* START *

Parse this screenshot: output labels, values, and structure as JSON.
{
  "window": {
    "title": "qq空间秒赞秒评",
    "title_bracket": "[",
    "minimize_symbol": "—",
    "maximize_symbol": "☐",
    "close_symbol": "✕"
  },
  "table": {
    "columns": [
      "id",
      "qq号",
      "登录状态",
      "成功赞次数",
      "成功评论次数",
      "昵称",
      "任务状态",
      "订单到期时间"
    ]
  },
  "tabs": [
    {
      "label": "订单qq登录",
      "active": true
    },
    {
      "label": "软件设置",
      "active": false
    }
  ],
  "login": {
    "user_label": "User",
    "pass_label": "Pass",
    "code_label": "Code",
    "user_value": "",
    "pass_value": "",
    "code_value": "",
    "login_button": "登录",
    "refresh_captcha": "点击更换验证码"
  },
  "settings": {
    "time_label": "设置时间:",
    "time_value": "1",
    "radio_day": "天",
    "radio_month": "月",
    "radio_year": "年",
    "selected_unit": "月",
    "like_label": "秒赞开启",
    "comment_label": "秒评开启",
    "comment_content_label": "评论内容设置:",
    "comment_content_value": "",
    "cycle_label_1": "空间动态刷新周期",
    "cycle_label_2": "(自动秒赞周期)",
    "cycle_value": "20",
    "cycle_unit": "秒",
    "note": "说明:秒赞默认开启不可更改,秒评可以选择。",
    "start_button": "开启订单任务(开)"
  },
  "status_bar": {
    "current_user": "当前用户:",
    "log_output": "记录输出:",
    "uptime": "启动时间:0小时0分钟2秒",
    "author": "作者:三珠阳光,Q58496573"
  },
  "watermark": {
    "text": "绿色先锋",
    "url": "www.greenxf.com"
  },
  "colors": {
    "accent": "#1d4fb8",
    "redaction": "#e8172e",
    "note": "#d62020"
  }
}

* END *

Copy out each record, keeping every word as it is.

Parse this screenshot: output labels, values, and structure as JSON.
{
  "window": {
    "title": "qq空间秒赞秒评",
    "title_bracket": "[",
    "minimize_symbol": "—",
    "maximize_symbol": "☐",
    "close_symbol": "✕"
  },
  "table": {
    "columns": [
      "id",
      "qq号",
      "登录状态",
      "成功赞次数",
      "成功评论次数",
      "昵称",
      "任务状态",
      "订单到期时间"
    ]
  },
  "tabs": [
    {
      "label": "订单qq登录",
      "active": true
    },
    {
      "label": "软件设置",
      "active": false
    }
  ],
  "login": {
    "user_label": "User",
    "pass_label": "Pass",
    "code_label": "Code",
    "user_value": "",
    "pass_value": "",
    "code_value": "",
    "login_button": "登录",
    "refresh_captcha": "点击更换验证码"
  },
  "settings": {
    "time_label": "设置时间:",
    "time_value": "1",
    "radio_day": "天",
    "radio_month": "月",
    "radio_year": "年",
    "selected_unit": "月",
    "like_label": "秒赞开启",
    "comment_label": "秒评开启",
    "comment_content_label": "评论内容设置:",
    "comment_content_value": "",
    "cycle_label_1": "空间动态刷新周期",
    "cycle_label_2": "(自动秒赞周期)",
    "cycle_value": "20",
    "cycle_unit": "秒",
    "note": "说明:秒赞默认开启不可更改,秒评可以选择。",
    "start_button": "开启订单任务(开)"
  },
  "status_bar": {
    "current_user": "当前用户:",
    "log_output": "记录输出:",
    "uptime": "启动时间:0小时0分钟2秒",
    "author": "作者:三珠阳光,Q58496573"
  },
  "watermark": {
    "text": "绿色先锋",
    "url": "www.greenxf.com"
  },
  "colors": {
    "accent": "#1d4fb8",
    "redaction": "#e8172e",
    "note": "#d62020"
  }
}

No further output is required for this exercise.